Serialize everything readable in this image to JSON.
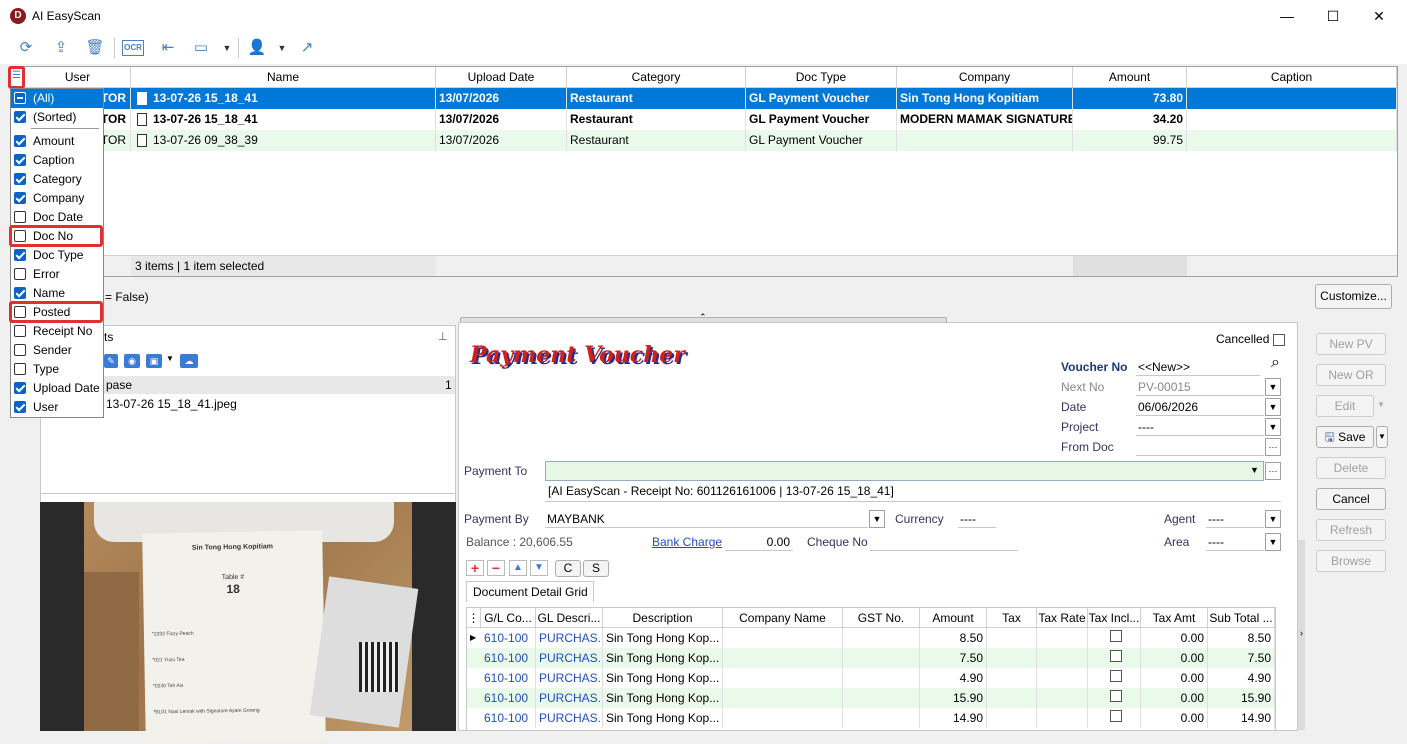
{
  "window": {
    "title": "AI EasyScan",
    "app_icon": "D",
    "minimize": "—",
    "maximize": "☐",
    "close": "✕"
  },
  "toolbar": {
    "icons": [
      "refresh-icon",
      "upload-icon",
      "delete-icon",
      "ocr-icon",
      "panel-icon",
      "layout-icon",
      "dropdown-icon",
      "user-icon",
      "dropdown-icon",
      "share-icon"
    ],
    "ocr": "OCR"
  },
  "grid": {
    "columns": [
      "User",
      "Name",
      "Upload Date",
      "Category",
      "Doc Type",
      "Company",
      "Amount",
      "Caption"
    ],
    "rows": [
      {
        "user": "TOR",
        "name": "13-07-26 15_18_41",
        "upload_date": "13/07/2026",
        "category": "Restaurant",
        "doc_type": "GL Payment Voucher",
        "company": "Sin Tong Hong Kopitiam",
        "amount": "73.80",
        "caption": ""
      },
      {
        "user": "TOR",
        "name": "13-07-26 15_18_41",
        "upload_date": "13/07/2026",
        "category": "Restaurant",
        "doc_type": "GL Payment Voucher",
        "company": "MODERN MAMAK SIGNATURE",
        "amount": "34.20",
        "caption": ""
      },
      {
        "user": "TOR",
        "name": "13-07-26 09_38_39",
        "upload_date": "13/07/2026",
        "category": "Restaurant",
        "doc_type": "GL Payment Voucher",
        "company": "",
        "amount": "99.75",
        "caption": ""
      }
    ],
    "footer": "3 items | 1 item selected",
    "filter_text": "= False)",
    "customize": "Customize..."
  },
  "column_menu": {
    "items": [
      {
        "label": "(All)",
        "state": "partial"
      },
      {
        "label": "(Sorted)",
        "state": "on"
      },
      {
        "label": "Amount",
        "state": "on"
      },
      {
        "label": "Caption",
        "state": "on"
      },
      {
        "label": "Category",
        "state": "on"
      },
      {
        "label": "Company",
        "state": "on"
      },
      {
        "label": "Doc Date",
        "state": "off"
      },
      {
        "label": "Doc No",
        "state": "off"
      },
      {
        "label": "Doc Type",
        "state": "on"
      },
      {
        "label": "Error",
        "state": "off"
      },
      {
        "label": "Name",
        "state": "on"
      },
      {
        "label": "Posted",
        "state": "off"
      },
      {
        "label": "Receipt No",
        "state": "off"
      },
      {
        "label": "Sender",
        "state": "off"
      },
      {
        "label": "Type",
        "state": "off"
      },
      {
        "label": "Upload Date",
        "state": "on"
      },
      {
        "label": "User",
        "state": "on"
      }
    ]
  },
  "attachments": {
    "title_suffix": "ts",
    "col_header": "pase",
    "count": "1",
    "file": "13-07-26 15_18_41.jpeg"
  },
  "receipt": {
    "shop": "Sin Tong Hong Kopitiam",
    "table_label": "Table #",
    "table_no": "18",
    "items": [
      "*2202 Fizzy Peach",
      "*021 Yuzu Tea",
      "*0230 Teh Ais",
      "*BL01 Nasi Lemak with Signature Ayam Goreng"
    ]
  },
  "voucher": {
    "heading": "Payment Voucher",
    "cancelled_label": "Cancelled",
    "voucher_no_label": "Voucher No",
    "voucher_no": "<<New>>",
    "next_no_label": "Next No",
    "next_no": "PV-00015",
    "date_label": "Date",
    "date": "06/06/2026",
    "project_label": "Project",
    "project": "----",
    "from_doc_label": "From Doc",
    "payment_to_label": "Payment To",
    "payment_to": "",
    "description": "[AI EasyScan - Receipt No: 601126161006 | 13-07-26 15_18_41]",
    "payment_by_label": "Payment By",
    "payment_by": "MAYBANK",
    "currency_label": "Currency",
    "currency": "----",
    "agent_label": "Agent",
    "agent": "----",
    "balance": "Balance : 20,606.55",
    "bank_charge_label": "Bank Charge",
    "bank_charge": "0.00",
    "cheque_no_label": "Cheque No",
    "area_label": "Area",
    "area": "----",
    "btn_c": "C",
    "btn_s": "S",
    "tab": "Document Detail Grid"
  },
  "detail": {
    "columns": [
      "G/L Co...",
      "GL Descri...",
      "Description",
      "Company Name",
      "GST No.",
      "Amount",
      "Tax",
      "Tax Rate",
      "Tax Incl...",
      "Tax Amt",
      "Sub Total ..."
    ],
    "rows": [
      {
        "gl": "610-100",
        "gldesc": "PURCHAS...",
        "desc": "Sin Tong Hong Kop...",
        "amount": "8.50",
        "tax_amt": "0.00",
        "subtotal": "8.50"
      },
      {
        "gl": "610-100",
        "gldesc": "PURCHAS...",
        "desc": "Sin Tong Hong Kop...",
        "amount": "7.50",
        "tax_amt": "0.00",
        "subtotal": "7.50"
      },
      {
        "gl": "610-100",
        "gldesc": "PURCHAS...",
        "desc": "Sin Tong Hong Kop...",
        "amount": "4.90",
        "tax_amt": "0.00",
        "subtotal": "4.90"
      },
      {
        "gl": "610-100",
        "gldesc": "PURCHAS...",
        "desc": "Sin Tong Hong Kop...",
        "amount": "15.90",
        "tax_amt": "0.00",
        "subtotal": "15.90"
      },
      {
        "gl": "610-100",
        "gldesc": "PURCHAS...",
        "desc": "Sin Tong Hong Kop...",
        "amount": "14.90",
        "tax_amt": "0.00",
        "subtotal": "14.90"
      }
    ]
  },
  "actions": {
    "new_pv": "New PV",
    "new_or": "New OR",
    "edit": "Edit",
    "save": "Save",
    "delete": "Delete",
    "cancel": "Cancel",
    "refresh": "Refresh",
    "browse": "Browse"
  }
}
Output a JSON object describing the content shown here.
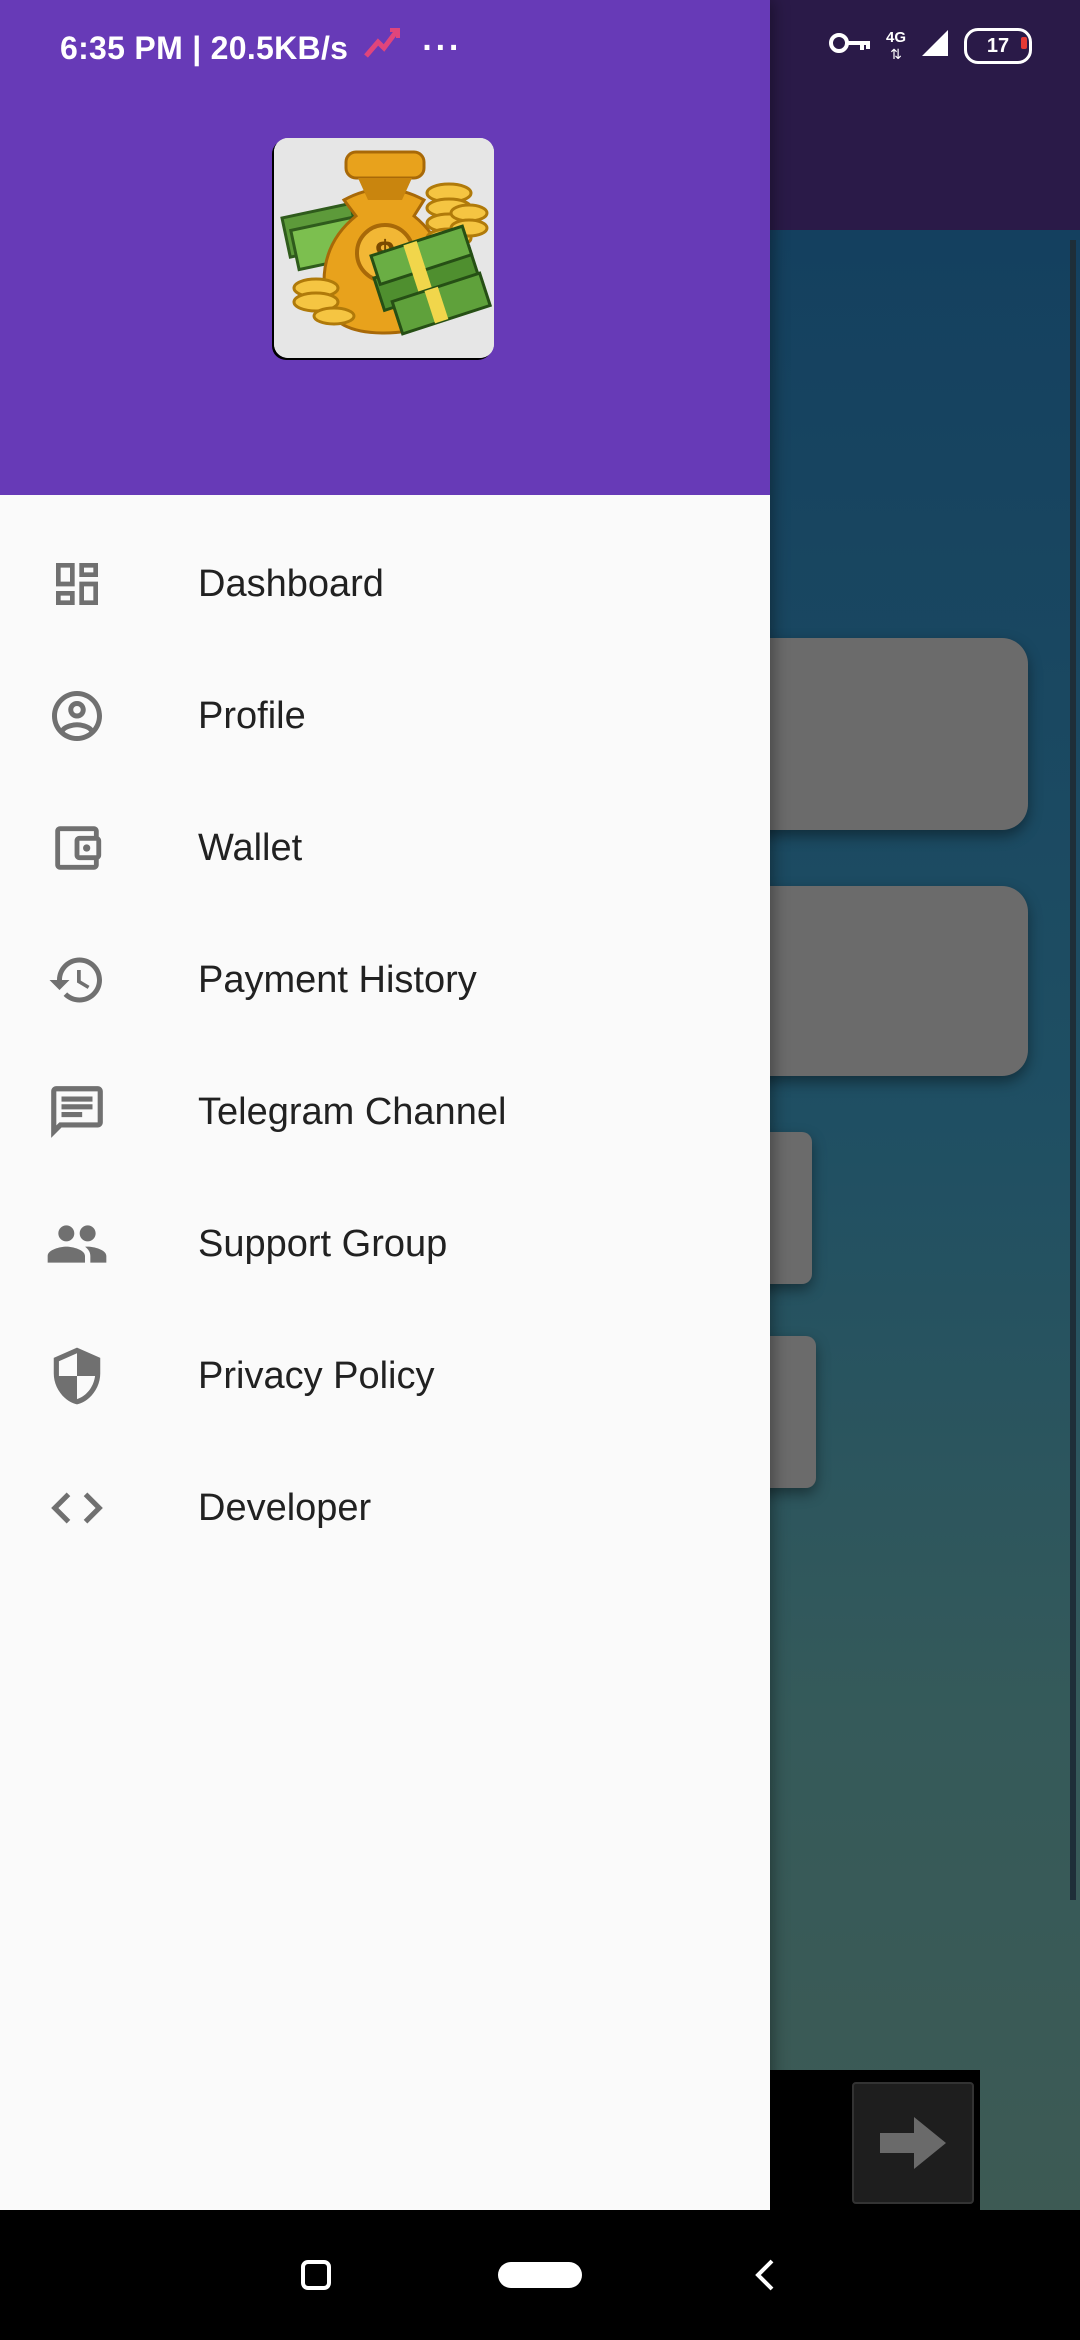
::::::
Request | Repeat each record exactly, with the pictures left out.

Response to this task |
Serialize everything readable in this image to JSON.
{
  "window": {
    "title": "AI EasyScan",
    "app_icon": "D",
    "minimize": "—",
    "maximize": "☐",
    "close": "✕"
  },
  "toolbar": {
    "icons": [
      "refresh-icon",
      "upload-icon",
      "delete-icon",
      "ocr-icon",
      "panel-icon",
      "layout-icon",
      "dropdown-icon",
      "user-icon",
      "dropdown-icon",
      "share-icon"
    ],
    "ocr": "OCR"
  },
  "grid": {
    "columns": [
      "User",
      "Name",
      "Upload Date",
      "Category",
      "Doc Type",
      "Company",
      "Amount",
      "Caption"
    ],
    "rows": [
      {
        "user": "TOR",
        "name": "13-07-26 15_18_41",
        "upload_date": "13/07/2026",
        "category": "Restaurant",
        "doc_type": "GL Payment Voucher",
        "company": "Sin Tong Hong Kopitiam",
        "amount": "73.80",
        "caption": ""
      },
      {
        "user": "TOR",
        "name": "13-07-26 15_18_41",
        "upload_date": "13/07/2026",
        "category": "Restaurant",
        "doc_type": "GL Payment Voucher",
        "company": "MODERN MAMAK SIGNATURE",
        "amount": "34.20",
        "caption": ""
      },
      {
        "user": "TOR",
        "name": "13-07-26 09_38_39",
        "upload_date": "13/07/2026",
        "category": "Restaurant",
        "doc_type": "GL Payment Voucher",
        "company": "",
        "amount": "99.75",
        "caption": ""
      }
    ],
    "footer": "3 items | 1 item selected",
    "filter_text": "= False)",
    "customize": "Customize..."
  },
  "column_menu": {
    "items": [
      {
        "label": "(All)",
        "state": "partial"
      },
      {
        "label": "(Sorted)",
        "state": "on"
      },
      {
        "label": "Amount",
        "state": "on"
      },
      {
        "label": "Caption",
        "state": "on"
      },
      {
        "label": "Category",
        "state": "on"
      },
      {
        "label": "Company",
        "state": "on"
      },
      {
        "label": "Doc Date",
        "state": "off"
      },
      {
        "label": "Doc No",
        "state": "off"
      },
      {
        "label": "Doc Type",
        "state": "on"
      },
      {
        "label": "Error",
        "state": "off"
      },
      {
        "label": "Name",
        "state": "on"
      },
      {
        "label": "Posted",
        "state": "off"
      },
      {
        "label": "Receipt No",
        "state": "off"
      },
      {
        "label": "Sender",
        "state": "off"
      },
      {
        "label": "Type",
        "state": "off"
      },
      {
        "label": "Upload Date",
        "state": "on"
      },
      {
        "label": "User",
        "state": "on"
      }
    ]
  },
  "attachments": {
    "title_suffix": "ts",
    "col_header": "pase",
    "count": "1",
    "file": "13-07-26 15_18_41.jpeg"
  },
  "receipt": {
    "shop": "Sin Tong Hong Kopitiam",
    "table_label": "Table #",
    "table_no": "18",
    "items": [
      "*2202 Fizzy Peach",
      "*021 Yuzu Tea",
      "*0230 Teh Ais",
      "*BL01 Nasi Lemak with Signature Ayam Goreng"
    ]
  },
  "voucher": {
    "heading": "Payment Voucher",
    "cancelled_label": "Cancelled",
    "voucher_no_label": "Voucher No",
    "voucher_no": "<<New>>",
    "next_no_label": "Next No",
    "next_no": "PV-00015",
    "date_label": "Date",
    "date": "06/06/2026",
    "project_label": "Project",
    "project": "----",
    "from_doc_label": "From Doc",
    "payment_to_label": "Payment To",
    "payment_to": "",
    "description": "[AI EasyScan - Receipt No: 601126161006 | 13-07-26 15_18_41]",
    "payment_by_label": "Payment By",
    "payment_by": "MAYBANK",
    "currency_label": "Currency",
    "currency": "----",
    "agent_label": "Agent",
    "agent": "----",
    "balance": "Balance : 20,606.55",
    "bank_charge_label": "Bank Charge",
    "bank_charge": "0.00",
    "cheque_no_label": "Cheque No",
    "area_label": "Area",
    "area": "----",
    "btn_c": "C",
    "btn_s": "S",
    "tab": "Document Detail Grid"
  },
  "detail": {
    "columns": [
      "G/L Co...",
      "GL Descri...",
      "Description",
      "Company Name",
      "GST No.",
      "Amount",
      "Tax",
      "Tax Rate",
      "Tax Incl...",
      "Tax Amt",
      "Sub Total ..."
    ],
    "rows": [
      {
        "gl": "610-100",
        "gldesc": "PURCHAS...",
        "desc": "Sin Tong Hong Kop...",
        "amount": "8.50",
        "tax_amt": "0.00",
        "subtotal": "8.50"
      },
      {
        "gl": "610-100",
        "gldesc": "PURCHAS...",
        "desc": "Sin Tong Hong Kop...",
        "amount": "7.50",
        "tax_amt": "0.00",
        "subtotal": "7.50"
      },
      {
        "gl": "610-100",
        "gldesc": "PURCHAS...",
        "desc": "Sin Tong Hong Kop...",
        "amount": "4.90",
        "tax_amt": "0.00",
        "subtotal": "4.90"
      },
      {
        "gl": "610-100",
        "gldesc": "PURCHAS...",
        "desc": "Sin Tong Hong Kop...",
        "amount": "15.90",
        "tax_amt": "0.00",
        "subtotal": "15.90"
      },
      {
        "gl": "610-100",
        "gldesc": "PURCHAS...",
        "desc": "Sin Tong Hong Kop...",
        "amount": "14.90",
        "tax_amt": "0.00",
        "subtotal": "14.90"
      }
    ]
  },
  "actions": {
    "new_pv": "New PV",
    "new_or": "New OR",
    "edit": "Edit",
    "save": "Save",
    "delete": "Delete",
    "cancel": "Cancel",
    "refresh": "Refresh",
    "browse": "Browse"
  }
}
Output a JSON object describing the content shown here.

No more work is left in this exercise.